§ **Data to use**
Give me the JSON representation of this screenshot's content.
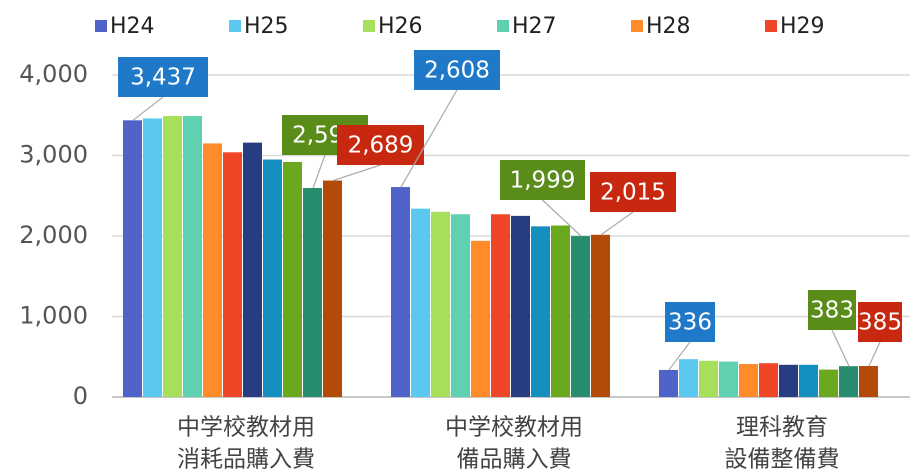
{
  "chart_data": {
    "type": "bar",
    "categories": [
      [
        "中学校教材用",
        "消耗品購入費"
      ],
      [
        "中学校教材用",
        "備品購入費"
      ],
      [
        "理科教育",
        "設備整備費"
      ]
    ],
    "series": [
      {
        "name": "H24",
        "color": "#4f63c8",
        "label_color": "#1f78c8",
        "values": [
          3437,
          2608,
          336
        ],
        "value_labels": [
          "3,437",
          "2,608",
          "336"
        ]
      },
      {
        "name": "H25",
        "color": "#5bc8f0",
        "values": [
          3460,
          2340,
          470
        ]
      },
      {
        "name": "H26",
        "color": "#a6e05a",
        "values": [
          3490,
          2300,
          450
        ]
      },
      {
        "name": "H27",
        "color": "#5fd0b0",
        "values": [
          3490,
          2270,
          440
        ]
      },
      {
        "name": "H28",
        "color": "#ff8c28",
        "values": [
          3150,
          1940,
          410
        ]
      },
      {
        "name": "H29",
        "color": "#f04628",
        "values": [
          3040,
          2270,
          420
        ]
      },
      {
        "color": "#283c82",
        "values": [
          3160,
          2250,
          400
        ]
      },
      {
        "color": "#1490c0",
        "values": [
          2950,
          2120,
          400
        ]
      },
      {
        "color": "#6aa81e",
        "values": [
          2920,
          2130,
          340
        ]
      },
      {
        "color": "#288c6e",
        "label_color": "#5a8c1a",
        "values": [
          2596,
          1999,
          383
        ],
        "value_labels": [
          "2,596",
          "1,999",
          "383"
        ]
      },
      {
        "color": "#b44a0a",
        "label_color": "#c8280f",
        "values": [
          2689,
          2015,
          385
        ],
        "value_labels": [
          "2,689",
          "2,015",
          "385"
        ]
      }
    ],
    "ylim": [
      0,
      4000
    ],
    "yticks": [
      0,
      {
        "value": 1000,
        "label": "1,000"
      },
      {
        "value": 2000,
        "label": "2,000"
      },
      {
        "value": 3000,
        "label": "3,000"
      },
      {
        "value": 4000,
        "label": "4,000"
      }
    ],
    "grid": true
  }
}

* * *

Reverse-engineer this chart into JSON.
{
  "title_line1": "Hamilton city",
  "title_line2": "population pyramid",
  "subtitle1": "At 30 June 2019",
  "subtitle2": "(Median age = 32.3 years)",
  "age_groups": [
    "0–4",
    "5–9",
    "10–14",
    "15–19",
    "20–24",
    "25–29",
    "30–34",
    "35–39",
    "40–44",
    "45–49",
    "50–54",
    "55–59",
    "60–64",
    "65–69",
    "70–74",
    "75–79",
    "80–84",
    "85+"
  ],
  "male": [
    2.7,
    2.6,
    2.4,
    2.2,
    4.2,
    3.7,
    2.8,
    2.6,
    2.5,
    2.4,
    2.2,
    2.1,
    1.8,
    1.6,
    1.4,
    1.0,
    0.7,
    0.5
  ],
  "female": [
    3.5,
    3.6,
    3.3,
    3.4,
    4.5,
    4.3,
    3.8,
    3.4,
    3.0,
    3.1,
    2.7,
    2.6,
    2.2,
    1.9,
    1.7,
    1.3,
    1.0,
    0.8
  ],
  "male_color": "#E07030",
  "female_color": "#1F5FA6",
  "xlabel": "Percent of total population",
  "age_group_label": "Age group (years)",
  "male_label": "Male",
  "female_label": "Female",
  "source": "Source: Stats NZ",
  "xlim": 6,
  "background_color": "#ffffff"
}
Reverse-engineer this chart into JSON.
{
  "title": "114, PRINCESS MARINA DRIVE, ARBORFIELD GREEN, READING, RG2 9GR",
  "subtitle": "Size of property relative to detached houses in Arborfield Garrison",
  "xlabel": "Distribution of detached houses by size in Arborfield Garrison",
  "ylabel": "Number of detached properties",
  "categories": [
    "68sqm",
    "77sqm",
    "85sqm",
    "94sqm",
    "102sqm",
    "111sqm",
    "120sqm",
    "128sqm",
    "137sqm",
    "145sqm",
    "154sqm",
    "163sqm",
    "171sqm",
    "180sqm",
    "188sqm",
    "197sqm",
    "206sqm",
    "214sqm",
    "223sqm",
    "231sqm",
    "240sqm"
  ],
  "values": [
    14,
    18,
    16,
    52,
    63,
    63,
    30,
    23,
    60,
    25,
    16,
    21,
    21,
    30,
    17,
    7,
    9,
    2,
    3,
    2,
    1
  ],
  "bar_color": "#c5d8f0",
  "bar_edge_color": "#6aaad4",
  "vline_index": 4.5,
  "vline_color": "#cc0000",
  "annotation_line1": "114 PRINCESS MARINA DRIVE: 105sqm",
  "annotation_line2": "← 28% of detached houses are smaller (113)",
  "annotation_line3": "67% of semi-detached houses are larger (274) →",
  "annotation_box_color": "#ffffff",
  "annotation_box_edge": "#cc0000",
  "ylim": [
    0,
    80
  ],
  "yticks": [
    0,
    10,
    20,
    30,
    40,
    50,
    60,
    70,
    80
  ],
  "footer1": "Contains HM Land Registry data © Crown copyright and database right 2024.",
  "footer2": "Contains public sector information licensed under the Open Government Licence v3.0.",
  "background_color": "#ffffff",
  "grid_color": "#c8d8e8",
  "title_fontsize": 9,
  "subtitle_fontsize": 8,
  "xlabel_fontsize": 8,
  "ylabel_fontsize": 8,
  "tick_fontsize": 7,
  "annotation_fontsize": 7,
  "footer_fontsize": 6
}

---

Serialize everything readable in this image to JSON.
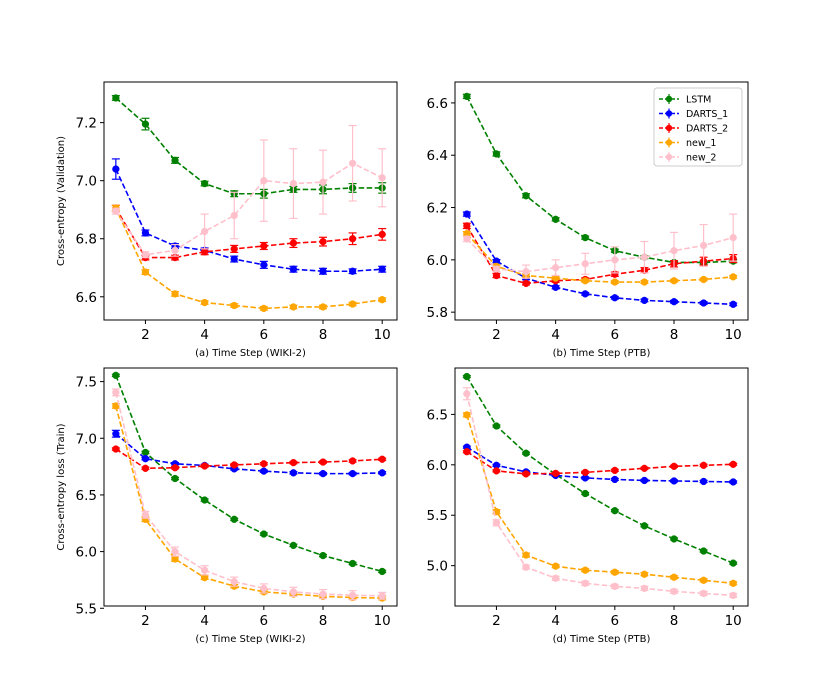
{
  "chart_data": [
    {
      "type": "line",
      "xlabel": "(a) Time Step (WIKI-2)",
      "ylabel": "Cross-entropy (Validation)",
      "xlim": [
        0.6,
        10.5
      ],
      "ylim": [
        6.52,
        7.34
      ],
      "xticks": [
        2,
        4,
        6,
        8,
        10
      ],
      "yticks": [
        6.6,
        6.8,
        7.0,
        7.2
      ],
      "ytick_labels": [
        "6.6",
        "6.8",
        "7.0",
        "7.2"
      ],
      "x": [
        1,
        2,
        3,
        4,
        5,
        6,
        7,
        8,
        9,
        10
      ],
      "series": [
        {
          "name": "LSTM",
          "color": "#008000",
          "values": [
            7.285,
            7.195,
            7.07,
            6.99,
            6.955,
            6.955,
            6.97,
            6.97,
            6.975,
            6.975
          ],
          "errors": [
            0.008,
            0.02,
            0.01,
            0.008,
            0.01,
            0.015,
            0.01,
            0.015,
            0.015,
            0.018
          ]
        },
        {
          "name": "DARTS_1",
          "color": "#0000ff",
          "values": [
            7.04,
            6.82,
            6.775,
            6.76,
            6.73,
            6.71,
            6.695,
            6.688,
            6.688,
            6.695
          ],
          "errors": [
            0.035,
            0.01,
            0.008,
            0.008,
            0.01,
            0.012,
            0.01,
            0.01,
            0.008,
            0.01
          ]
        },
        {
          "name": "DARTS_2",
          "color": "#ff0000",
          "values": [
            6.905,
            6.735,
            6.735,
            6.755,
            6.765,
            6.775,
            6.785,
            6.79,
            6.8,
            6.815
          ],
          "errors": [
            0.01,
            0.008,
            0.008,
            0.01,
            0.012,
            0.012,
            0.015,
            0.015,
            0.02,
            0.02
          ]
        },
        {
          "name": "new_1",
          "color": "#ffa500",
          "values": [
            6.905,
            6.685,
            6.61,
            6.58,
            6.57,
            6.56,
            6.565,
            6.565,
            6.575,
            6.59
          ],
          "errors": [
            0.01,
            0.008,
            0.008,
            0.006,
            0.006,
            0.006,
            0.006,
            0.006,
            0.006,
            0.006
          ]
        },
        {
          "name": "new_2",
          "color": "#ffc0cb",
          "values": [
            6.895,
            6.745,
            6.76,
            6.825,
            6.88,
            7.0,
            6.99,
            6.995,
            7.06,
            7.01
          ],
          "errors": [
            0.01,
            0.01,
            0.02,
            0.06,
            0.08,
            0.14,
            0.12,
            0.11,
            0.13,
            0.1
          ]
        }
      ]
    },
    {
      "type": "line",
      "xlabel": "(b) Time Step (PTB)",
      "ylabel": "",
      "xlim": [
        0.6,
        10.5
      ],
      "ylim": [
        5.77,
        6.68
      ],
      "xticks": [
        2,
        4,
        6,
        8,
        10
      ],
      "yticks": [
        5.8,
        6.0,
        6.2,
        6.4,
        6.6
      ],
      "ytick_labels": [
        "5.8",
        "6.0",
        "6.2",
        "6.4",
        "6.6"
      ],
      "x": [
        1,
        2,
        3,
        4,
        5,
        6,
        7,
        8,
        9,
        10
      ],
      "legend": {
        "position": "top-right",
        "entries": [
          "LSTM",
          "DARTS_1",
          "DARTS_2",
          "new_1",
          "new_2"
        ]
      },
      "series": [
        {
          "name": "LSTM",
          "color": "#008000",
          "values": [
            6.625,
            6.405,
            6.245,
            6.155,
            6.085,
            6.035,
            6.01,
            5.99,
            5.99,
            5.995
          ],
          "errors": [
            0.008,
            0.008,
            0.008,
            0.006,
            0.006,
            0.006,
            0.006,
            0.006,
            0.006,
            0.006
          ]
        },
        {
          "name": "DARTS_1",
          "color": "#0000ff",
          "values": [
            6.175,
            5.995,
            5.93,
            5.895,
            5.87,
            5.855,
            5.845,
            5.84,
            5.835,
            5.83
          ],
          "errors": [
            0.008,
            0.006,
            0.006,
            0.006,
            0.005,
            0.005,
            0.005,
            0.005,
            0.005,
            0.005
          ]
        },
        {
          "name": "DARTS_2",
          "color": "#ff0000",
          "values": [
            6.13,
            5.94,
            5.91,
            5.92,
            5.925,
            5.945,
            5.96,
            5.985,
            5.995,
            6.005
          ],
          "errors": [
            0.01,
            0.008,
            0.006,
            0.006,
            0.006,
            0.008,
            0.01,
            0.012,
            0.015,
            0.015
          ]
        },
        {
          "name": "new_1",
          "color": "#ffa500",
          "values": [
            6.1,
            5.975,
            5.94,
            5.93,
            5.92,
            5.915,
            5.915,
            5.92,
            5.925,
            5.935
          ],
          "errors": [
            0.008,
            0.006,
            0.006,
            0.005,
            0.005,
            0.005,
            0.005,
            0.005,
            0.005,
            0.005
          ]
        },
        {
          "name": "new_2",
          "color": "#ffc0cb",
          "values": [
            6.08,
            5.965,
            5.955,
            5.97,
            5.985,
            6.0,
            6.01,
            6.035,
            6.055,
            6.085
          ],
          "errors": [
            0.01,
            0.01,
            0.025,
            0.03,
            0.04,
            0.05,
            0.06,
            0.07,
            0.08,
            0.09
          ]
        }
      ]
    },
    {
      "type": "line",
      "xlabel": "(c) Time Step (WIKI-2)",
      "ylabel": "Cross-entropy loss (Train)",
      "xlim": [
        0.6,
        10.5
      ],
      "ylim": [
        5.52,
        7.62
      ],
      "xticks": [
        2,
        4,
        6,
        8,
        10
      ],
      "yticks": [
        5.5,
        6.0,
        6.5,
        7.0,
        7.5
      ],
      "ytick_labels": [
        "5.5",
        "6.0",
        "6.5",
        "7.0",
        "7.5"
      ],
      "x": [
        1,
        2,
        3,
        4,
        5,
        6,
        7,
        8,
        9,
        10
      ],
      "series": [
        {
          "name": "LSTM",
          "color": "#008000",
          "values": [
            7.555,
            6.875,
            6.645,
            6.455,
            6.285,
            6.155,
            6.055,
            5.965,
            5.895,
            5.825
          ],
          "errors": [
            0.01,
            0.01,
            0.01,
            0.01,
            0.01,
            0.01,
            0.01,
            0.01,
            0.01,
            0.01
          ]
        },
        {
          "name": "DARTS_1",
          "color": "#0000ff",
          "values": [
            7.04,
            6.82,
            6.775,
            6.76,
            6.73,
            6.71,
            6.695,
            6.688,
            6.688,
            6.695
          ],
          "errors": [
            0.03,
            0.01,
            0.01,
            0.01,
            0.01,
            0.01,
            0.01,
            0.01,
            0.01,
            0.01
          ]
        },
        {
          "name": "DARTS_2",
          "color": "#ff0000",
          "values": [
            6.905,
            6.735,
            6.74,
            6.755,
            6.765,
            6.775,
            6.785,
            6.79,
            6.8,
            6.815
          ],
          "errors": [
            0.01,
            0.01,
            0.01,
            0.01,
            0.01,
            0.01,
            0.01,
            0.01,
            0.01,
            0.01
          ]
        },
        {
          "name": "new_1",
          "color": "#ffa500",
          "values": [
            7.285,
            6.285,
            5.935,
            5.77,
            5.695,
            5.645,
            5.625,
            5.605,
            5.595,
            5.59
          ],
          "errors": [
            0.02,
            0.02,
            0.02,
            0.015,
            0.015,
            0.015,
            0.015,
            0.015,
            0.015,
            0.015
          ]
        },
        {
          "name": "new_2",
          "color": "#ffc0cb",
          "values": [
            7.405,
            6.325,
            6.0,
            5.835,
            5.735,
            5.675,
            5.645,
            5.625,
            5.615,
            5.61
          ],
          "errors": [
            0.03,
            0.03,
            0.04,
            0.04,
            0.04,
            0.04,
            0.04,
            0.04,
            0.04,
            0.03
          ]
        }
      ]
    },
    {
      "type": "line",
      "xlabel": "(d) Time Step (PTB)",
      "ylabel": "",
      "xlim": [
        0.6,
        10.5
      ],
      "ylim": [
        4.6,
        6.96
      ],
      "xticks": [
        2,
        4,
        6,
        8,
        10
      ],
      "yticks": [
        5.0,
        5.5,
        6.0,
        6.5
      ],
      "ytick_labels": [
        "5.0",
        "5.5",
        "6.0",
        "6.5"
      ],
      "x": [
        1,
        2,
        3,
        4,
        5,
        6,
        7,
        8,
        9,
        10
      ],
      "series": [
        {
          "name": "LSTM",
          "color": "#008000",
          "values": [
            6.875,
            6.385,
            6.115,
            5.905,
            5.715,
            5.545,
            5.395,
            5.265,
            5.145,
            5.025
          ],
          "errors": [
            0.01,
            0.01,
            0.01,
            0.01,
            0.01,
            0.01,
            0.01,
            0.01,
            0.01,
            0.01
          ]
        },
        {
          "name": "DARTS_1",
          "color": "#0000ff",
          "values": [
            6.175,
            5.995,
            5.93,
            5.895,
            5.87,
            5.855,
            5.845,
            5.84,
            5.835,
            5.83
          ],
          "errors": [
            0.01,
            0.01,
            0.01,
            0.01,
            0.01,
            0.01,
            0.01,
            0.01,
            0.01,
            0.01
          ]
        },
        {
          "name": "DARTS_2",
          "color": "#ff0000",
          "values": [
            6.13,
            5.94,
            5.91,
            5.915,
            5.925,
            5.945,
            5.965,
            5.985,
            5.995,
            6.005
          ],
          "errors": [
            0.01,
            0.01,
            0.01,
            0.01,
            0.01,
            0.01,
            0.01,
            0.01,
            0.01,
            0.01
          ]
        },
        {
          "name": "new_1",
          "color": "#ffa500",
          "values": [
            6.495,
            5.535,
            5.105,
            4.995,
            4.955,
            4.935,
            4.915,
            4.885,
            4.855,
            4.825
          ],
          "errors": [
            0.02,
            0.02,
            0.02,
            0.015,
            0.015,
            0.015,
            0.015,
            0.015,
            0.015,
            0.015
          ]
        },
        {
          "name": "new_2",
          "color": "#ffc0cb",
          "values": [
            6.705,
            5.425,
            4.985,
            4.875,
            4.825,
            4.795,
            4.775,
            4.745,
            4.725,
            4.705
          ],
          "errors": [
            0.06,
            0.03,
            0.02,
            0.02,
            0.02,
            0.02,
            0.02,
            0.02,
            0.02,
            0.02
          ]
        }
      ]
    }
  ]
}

§ **What this task involves**
Looking at the entries above, say how many lines contain the word "entropy". Only the number is wanted.

§ **Solution to this problem**
2